▶ _Exercise input_
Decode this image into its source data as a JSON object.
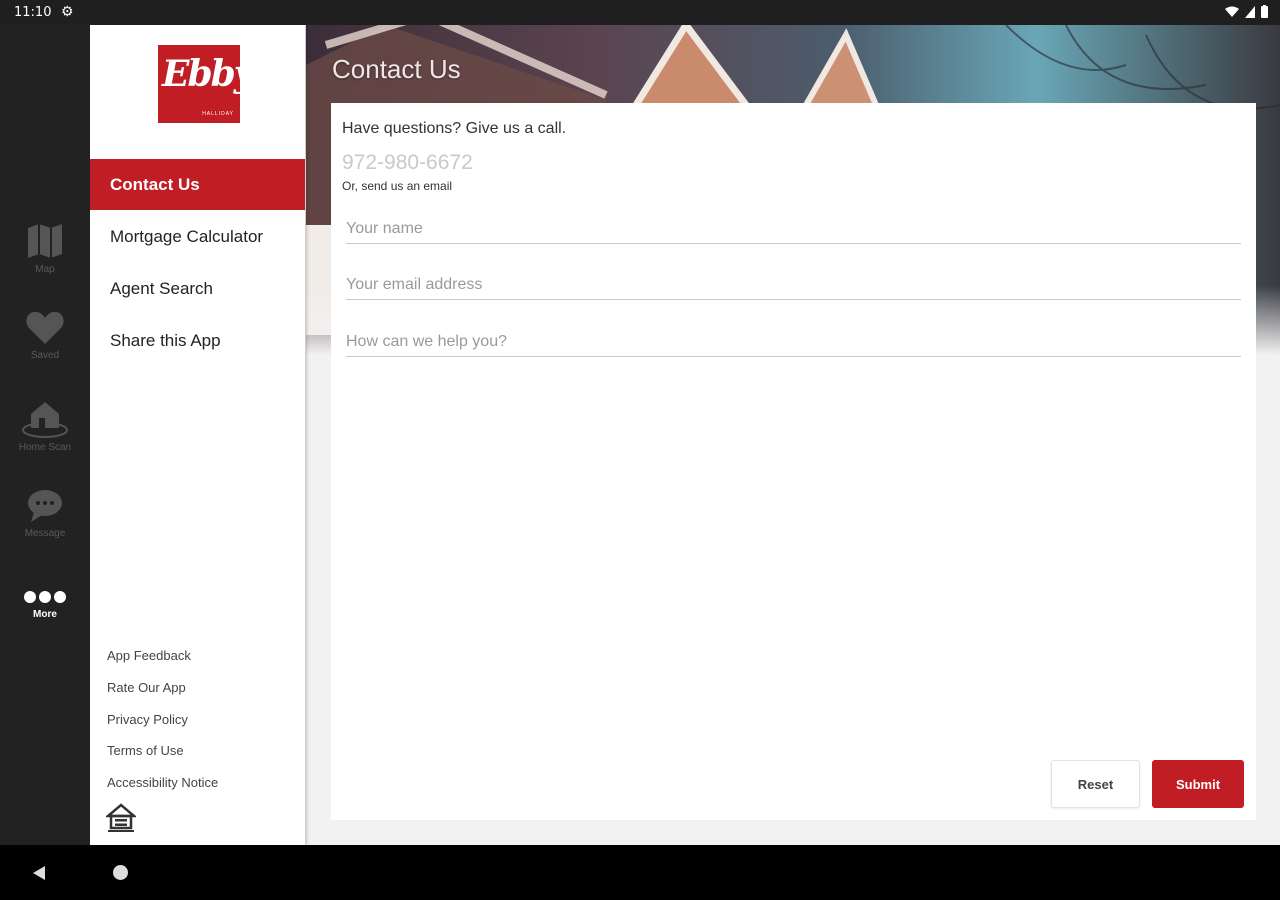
{
  "status": {
    "time": "11:10"
  },
  "rail": {
    "items": [
      {
        "label": "Map",
        "icon": "map-icon"
      },
      {
        "label": "Saved",
        "icon": "heart-icon"
      },
      {
        "label": "Home Scan",
        "icon": "home-scan-icon"
      },
      {
        "label": "Message",
        "icon": "chat-icon"
      },
      {
        "label": "More",
        "icon": "more-icon"
      }
    ]
  },
  "header": {
    "title": "Contact Us"
  },
  "drawer": {
    "logo": {
      "text": "Ebby",
      "subtext": "HALLIDAY"
    },
    "menu": [
      "Contact Us",
      "Mortgage Calculator",
      "Agent Search",
      "Share this App"
    ],
    "footer_links": [
      "App Feedback",
      "Rate Our App",
      "Privacy Policy",
      "Terms of Use",
      "Accessibility Notice"
    ]
  },
  "contact": {
    "question": "Have questions? Give us a call.",
    "phone": "972-980-6672",
    "or_email": "Or, send us an email",
    "fields": {
      "name_placeholder": "Your name",
      "email_placeholder": "Your email address",
      "message_placeholder": "How can we help you?"
    },
    "reset_label": "Reset",
    "submit_label": "Submit"
  },
  "colors": {
    "accent": "#c01d25",
    "rail_bg": "#222222"
  }
}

▶ _Exercise aim_
Copy out the data above exactly, except the pictures.

▶ _Output below_
Decode this image into its source data as a JSON object.
{
  "status": {
    "time": "11:10"
  },
  "rail": {
    "items": [
      {
        "label": "Map",
        "icon": "map-icon"
      },
      {
        "label": "Saved",
        "icon": "heart-icon"
      },
      {
        "label": "Home Scan",
        "icon": "home-scan-icon"
      },
      {
        "label": "Message",
        "icon": "chat-icon"
      },
      {
        "label": "More",
        "icon": "more-icon"
      }
    ]
  },
  "header": {
    "title": "Contact Us"
  },
  "drawer": {
    "logo": {
      "text": "Ebby",
      "subtext": "HALLIDAY"
    },
    "menu": [
      "Contact Us",
      "Mortgage Calculator",
      "Agent Search",
      "Share this App"
    ],
    "footer_links": [
      "App Feedback",
      "Rate Our App",
      "Privacy Policy",
      "Terms of Use",
      "Accessibility Notice"
    ]
  },
  "contact": {
    "question": "Have questions? Give us a call.",
    "phone": "972-980-6672",
    "or_email": "Or, send us an email",
    "fields": {
      "name_placeholder": "Your name",
      "email_placeholder": "Your email address",
      "message_placeholder": "How can we help you?"
    },
    "reset_label": "Reset",
    "submit_label": "Submit"
  },
  "colors": {
    "accent": "#c01d25",
    "rail_bg": "#222222"
  }
}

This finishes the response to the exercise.